I have deliberately waited until after the election to make the following expository comment. I have waited because I did not want such a rich text to be “used up” by the election. The poetic probe in Judges 9:8-15 is situated amid a sustained contestation about public leadership. The book of Judges consists in a series of disconnected “hero stories” that have been secondarily connected by a strong, highly-visible editorial hand.
In each case of these hero stories, an uncredentialed leader has arisen to deal with oppression and to accomplish emancipation for the Israelite tribes from an exploitative adversary. These several leaders exhibit brashness and boldness, courage and ruthlessness, and so accomplish victories over Israel’s enemies that warrant great celebration in Israel.
The follow-up in each case of such victory and emancipation is that the hero lingers in power as “a judge” for an extended period of time. There are no established protocols or institutions of power in Israel, but there is will for sustained stable leadership (something like a king!). These heroes, moreover, are not reluctant to take such power when it is offered to them. These “judges” regularly give Israel safety and security (“rest”) for extended periods that consist in freedom from external threat. Thus, the “rest” after Othniel was for 40 years (3:11), after Ehud, 80 years (3:30), after Barak and Deborah, 40 years (5:31), and after Gideon, 40 years (8:28). The highly stylized reportage of the book of Judges discloses an urge toward a more stable form of leadership. Israel yearns for a king!
In a little noticed but surely important book, Power and Politics in the Book of Judges: Men and Women of Valor by John C. Yoder, has suggested that the nearest parallel we have in our contemporary world to the book of Judges is “the pervasiveness and perseverance of patron-client politics in Africa.” In that culture, a strong man arises who provides stability and social continuity and order of a durable kind. In a practical bargain, the client-subjects willingly provide support and taxation to sustain such an order. This is what we see in the book of Judges.

Task list:
1. From the commentary on the book of Judges above, extract everything from "I have deliberately" down to "highly-visible editorial hand.", word for word.
2. Write what comes next in the commentary on the book of Judges above, starting right after its final sentence.

Portion of a data file:

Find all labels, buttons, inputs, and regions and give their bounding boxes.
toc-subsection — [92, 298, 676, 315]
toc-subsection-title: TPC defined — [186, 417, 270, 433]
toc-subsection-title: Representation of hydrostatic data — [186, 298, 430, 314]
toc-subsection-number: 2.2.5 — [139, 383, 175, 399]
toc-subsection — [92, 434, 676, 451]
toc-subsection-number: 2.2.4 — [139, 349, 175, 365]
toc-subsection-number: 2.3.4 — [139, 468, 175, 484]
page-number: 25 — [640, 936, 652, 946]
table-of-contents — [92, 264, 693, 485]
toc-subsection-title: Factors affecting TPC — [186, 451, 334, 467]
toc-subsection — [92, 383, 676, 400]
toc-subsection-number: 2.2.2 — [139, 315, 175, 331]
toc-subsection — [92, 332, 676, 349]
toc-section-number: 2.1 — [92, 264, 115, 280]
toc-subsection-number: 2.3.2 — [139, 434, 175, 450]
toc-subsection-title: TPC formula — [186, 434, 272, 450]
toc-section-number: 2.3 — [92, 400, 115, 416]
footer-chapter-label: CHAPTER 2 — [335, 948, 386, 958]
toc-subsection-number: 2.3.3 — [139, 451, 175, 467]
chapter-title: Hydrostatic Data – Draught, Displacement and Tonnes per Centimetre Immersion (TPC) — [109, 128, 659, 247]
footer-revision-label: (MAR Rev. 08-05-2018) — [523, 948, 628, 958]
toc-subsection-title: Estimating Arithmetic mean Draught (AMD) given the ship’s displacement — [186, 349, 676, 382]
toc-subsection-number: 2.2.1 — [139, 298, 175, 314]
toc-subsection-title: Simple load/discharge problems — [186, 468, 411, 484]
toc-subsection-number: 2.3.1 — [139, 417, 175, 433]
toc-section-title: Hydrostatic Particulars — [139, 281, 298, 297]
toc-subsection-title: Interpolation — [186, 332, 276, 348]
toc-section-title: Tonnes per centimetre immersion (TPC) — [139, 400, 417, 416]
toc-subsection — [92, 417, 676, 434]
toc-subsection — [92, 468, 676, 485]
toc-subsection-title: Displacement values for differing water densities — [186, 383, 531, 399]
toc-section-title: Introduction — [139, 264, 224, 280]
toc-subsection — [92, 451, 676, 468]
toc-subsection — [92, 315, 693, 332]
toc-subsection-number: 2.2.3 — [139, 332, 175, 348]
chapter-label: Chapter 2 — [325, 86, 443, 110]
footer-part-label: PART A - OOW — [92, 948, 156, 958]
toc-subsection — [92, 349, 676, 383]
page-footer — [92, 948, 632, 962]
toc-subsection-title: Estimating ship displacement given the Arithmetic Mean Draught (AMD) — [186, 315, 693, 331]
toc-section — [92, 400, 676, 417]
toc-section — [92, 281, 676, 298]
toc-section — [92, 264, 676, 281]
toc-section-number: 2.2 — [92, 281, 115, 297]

Task results:
1.
I have deliberately waited until after the election to make the following expository comment. I have waited because I did not want such a rich text to be “used up” by the election. The poetic probe in Judges 9:8-15 is situated amid a sustained contestation about public leadership. The book of Judges consists in a series of disconnected “hero stories” that have been secondarily connected by a strong, highly-visible editorial hand.

2.
Such an arrangement, however, generates a wish for something more durable, that is, kingship. After the refusal of kingship by Gideon (8:23), Abimelech in the next narrative has no such reluctance and seizes power as a king. He does so by the murder of his 70 brothers who might have been a threat to him (9:1-5). Amid the massacre, one of his brothers, Jotham, escaped, “for he hid himself” (9:5). Jotham, the lone survivor, of course sees the danger of such absolutism; in the text that claims our attention here. Jotham issues a parabolic warning to Israel from the top of Mount Gerizim at Shechem. Thus, the narrative of Abimelech (9:1-57) is interrupted by the poetic parable that intends to counter the menace of Abimelech’s absolutism (vv. 8-15).
The poetic scripture imagines a nominating committee of the trees to designate someone to be king, to “hold sway” over all the trees. Of course such a committee would seek only the best and strongest nominees. In this case of the trees (that is, all plants), the best and strongest nominees are an olive tree, a fig tree, and a vine. These are the most luxurious and desirable crops of Israel’s fertile land. It is interesting that the conventional triad, “grain, wine, and oil” is modified with “fig tree” instead of “grain,” perhaps because a fig tree produces edible fruit, or perhaps because “grain” would not qualify as a tree. In typical folklore fashion, we get three candidates, not more, not less.
Each of the three nominees makes the same brief speech in order to decline the post of ruler. Each of the three claims to be engaged in the production of rich food and is unwilling to interrupt that good work for the sake of governance. This triad of excuses is perhaps an anticipation of the three excuse-makers in the parable of Luke (14:18-20). Each of those three is too busy and otherwise engaged to be interrupted by an invitation to the banquet.
Two matters may be observed about these excuses in the parable. First, each excuse takes the trouble to state the spectacular wonder of the present work of food production. Thus:
The olive tree: “my rich oil by which gods and mortals are honored” (v. 9).
The fig tree: “my sweetness and my delicious fruit” (v. 11).
The vine: “My wine that cheers gods and mortals” (v. 13).
The point of such lavish descriptions is to insist how wonderfully urgent the work is and to expect that even the nominating committee would surely not want to disrupt that good work.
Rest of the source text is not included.